#### [Listed records]
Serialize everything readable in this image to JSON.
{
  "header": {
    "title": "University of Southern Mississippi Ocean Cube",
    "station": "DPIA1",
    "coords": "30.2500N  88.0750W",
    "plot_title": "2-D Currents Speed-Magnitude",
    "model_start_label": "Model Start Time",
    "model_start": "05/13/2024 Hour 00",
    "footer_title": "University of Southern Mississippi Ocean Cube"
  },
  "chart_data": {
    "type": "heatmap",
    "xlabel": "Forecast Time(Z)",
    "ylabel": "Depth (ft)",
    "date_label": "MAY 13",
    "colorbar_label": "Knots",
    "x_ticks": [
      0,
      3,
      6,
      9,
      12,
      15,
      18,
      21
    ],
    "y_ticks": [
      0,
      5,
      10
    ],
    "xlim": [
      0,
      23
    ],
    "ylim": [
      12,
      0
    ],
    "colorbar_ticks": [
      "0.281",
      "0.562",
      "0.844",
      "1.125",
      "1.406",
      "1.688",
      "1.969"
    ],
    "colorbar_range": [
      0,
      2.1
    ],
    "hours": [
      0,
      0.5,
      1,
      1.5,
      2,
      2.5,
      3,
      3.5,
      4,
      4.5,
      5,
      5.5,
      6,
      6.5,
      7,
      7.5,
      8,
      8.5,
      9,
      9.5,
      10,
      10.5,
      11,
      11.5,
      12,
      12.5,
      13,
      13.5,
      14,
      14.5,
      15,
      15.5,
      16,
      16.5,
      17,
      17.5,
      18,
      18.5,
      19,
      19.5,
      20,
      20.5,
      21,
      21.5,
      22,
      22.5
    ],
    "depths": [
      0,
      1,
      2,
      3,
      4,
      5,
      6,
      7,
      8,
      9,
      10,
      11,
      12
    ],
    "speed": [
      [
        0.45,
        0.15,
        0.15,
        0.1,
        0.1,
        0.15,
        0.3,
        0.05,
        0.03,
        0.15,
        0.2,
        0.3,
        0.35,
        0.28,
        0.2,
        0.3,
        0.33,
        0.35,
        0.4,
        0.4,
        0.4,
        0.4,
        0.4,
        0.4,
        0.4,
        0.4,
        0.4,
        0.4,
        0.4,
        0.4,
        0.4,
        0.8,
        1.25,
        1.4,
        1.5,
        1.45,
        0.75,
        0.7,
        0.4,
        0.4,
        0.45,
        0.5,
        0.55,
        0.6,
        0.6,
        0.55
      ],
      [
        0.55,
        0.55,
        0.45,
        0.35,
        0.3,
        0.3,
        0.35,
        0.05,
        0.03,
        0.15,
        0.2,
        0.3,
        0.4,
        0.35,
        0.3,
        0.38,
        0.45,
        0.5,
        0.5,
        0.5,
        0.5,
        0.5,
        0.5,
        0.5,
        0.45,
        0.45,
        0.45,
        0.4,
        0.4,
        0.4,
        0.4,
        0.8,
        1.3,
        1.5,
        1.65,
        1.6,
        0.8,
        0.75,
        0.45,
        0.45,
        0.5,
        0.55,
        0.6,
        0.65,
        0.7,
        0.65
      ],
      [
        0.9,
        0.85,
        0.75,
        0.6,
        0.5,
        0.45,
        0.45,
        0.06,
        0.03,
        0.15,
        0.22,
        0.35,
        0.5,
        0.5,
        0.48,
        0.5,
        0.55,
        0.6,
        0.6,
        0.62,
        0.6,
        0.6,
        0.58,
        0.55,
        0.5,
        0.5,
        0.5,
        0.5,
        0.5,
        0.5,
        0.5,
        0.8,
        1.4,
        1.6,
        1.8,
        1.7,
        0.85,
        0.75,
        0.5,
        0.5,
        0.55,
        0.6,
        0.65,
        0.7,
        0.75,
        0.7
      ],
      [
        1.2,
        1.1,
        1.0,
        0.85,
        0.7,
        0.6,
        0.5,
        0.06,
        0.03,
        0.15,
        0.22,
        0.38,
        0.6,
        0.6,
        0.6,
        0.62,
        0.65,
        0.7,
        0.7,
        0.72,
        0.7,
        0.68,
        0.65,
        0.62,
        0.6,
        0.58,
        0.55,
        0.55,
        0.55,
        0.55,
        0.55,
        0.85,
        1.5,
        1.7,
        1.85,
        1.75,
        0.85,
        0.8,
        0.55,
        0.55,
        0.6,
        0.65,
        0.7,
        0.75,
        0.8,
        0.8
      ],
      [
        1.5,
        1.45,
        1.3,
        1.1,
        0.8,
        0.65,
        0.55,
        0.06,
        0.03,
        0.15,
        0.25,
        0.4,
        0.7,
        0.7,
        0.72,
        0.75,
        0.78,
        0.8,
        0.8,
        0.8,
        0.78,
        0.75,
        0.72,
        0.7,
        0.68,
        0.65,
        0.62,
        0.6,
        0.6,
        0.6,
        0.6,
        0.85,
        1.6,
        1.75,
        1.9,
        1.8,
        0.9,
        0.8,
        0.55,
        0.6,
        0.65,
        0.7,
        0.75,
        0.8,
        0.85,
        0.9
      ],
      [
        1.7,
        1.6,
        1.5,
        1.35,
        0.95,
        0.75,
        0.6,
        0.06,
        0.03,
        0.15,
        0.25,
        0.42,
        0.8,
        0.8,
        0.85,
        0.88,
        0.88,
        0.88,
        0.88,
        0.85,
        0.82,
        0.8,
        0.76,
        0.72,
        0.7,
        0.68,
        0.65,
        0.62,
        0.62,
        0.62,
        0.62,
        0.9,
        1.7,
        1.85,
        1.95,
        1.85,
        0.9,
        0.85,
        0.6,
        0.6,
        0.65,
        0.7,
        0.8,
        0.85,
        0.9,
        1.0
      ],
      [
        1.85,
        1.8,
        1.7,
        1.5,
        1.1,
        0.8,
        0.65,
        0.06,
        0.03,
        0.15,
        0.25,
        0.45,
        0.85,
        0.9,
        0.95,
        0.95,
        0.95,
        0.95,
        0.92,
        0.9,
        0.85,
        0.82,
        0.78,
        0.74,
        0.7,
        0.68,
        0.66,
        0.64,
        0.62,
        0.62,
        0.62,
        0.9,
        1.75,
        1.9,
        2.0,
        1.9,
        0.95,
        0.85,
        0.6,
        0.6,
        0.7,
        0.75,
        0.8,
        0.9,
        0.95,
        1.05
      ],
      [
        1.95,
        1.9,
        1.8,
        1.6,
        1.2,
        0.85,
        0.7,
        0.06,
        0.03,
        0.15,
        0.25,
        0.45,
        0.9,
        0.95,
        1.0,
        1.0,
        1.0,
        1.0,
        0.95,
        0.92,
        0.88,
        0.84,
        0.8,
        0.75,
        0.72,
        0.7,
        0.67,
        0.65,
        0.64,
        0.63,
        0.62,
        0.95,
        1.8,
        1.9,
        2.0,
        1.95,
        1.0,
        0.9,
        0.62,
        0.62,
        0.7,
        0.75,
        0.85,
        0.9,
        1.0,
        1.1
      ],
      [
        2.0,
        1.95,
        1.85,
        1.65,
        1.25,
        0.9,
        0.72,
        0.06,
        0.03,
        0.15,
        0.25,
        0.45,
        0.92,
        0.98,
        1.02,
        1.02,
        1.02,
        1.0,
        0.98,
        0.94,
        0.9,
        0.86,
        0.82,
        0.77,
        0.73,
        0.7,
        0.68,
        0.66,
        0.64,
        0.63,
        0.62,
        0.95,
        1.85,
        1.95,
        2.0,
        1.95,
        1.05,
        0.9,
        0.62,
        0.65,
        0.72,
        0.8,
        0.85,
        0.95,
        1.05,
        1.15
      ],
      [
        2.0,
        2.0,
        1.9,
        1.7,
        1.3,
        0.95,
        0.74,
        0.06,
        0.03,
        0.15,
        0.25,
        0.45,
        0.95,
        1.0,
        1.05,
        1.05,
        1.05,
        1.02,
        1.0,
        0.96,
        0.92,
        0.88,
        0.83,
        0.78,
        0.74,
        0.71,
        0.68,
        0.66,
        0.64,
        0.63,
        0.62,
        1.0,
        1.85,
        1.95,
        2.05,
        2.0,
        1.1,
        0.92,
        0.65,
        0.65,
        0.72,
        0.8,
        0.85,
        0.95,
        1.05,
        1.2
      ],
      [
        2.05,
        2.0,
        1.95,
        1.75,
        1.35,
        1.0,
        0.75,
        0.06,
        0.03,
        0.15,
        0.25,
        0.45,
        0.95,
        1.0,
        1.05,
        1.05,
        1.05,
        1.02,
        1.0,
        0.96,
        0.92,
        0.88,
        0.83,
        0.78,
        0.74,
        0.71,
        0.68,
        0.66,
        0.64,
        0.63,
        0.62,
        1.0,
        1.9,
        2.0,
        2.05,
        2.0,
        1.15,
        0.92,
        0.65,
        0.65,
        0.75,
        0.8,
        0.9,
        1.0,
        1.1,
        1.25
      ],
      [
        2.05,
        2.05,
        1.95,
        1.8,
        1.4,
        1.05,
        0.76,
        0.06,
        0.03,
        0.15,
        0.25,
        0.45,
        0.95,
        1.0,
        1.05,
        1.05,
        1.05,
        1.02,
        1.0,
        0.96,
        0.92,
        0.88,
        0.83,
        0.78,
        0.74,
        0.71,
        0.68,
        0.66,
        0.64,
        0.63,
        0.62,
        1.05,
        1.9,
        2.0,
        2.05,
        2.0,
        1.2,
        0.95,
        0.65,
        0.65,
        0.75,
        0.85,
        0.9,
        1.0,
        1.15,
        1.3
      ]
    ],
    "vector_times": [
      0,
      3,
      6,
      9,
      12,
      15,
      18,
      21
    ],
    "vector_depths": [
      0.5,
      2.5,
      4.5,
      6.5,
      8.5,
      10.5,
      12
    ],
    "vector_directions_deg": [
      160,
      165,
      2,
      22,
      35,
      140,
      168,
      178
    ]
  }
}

#### [Task prompt]
Where a line contains "Mississippi", copy that line.

#### [Complete response]
    "title": "University of Southern Mississippi Ocean Cube",
    "footer_title": "University of Southern Mississippi Ocean Cube"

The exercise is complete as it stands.